Exercise> Show every line below where "Hübling" can be found.
══════
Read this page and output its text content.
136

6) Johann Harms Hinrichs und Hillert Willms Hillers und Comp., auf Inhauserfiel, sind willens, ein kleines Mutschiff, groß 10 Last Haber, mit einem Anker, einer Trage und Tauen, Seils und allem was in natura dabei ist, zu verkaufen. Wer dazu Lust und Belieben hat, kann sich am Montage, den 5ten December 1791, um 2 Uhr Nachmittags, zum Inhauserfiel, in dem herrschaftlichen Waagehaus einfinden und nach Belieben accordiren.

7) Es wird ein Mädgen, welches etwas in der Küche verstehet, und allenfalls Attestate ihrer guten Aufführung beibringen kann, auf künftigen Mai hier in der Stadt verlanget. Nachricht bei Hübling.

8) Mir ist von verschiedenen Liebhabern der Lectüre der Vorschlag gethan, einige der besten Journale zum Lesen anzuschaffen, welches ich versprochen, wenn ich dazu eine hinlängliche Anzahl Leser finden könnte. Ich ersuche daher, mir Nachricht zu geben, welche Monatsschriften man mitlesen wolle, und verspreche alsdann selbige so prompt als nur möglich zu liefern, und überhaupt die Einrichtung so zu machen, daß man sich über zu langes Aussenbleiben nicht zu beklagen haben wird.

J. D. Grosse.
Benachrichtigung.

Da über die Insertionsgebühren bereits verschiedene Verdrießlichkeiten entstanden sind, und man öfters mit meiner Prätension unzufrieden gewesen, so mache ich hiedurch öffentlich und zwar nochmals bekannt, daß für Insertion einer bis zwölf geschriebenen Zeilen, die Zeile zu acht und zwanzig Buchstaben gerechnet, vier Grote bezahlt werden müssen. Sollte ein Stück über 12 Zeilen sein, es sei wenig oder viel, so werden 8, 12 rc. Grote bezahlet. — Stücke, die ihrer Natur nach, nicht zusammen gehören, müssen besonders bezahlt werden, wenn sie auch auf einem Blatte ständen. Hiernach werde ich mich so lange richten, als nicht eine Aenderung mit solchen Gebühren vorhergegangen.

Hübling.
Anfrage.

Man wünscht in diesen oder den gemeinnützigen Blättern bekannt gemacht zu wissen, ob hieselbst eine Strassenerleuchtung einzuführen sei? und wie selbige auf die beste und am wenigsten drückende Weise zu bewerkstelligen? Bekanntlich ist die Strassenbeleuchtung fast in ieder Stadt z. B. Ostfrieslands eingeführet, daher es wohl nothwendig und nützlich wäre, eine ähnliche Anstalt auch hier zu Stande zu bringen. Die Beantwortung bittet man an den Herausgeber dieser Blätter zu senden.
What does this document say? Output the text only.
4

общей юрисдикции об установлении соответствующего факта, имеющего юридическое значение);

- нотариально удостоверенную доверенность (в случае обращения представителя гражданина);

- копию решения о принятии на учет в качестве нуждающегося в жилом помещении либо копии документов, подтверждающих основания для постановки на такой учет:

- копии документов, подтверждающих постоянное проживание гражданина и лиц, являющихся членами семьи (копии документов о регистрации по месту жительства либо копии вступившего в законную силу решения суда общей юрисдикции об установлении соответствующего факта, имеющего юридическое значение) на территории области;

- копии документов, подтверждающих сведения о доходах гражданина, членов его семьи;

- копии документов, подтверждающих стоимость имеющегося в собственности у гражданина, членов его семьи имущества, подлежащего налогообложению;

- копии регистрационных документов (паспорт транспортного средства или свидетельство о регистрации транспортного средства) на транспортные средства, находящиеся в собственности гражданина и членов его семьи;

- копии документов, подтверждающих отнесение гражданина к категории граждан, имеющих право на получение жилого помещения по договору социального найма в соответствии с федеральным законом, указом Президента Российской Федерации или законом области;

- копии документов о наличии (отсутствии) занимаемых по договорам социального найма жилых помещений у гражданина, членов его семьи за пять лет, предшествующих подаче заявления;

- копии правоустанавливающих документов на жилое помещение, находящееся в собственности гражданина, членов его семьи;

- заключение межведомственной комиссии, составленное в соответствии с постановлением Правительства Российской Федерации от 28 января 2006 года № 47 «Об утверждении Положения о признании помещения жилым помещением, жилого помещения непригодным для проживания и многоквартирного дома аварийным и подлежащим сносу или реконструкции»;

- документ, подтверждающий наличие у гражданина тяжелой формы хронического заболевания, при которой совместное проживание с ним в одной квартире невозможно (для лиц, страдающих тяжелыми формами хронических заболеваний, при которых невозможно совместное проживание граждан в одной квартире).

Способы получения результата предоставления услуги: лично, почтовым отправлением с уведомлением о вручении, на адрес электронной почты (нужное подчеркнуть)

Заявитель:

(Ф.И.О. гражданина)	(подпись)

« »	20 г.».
══════
Full answer>
7) Es wird ein Mädgen, welches etwas in der Küche verstehet, und allenfalls Attestate ihrer guten Aufführung beibringen kann, auf künftigen Mai hier in der Stadt verlanget. Nachricht bei Hübling.
Hübling.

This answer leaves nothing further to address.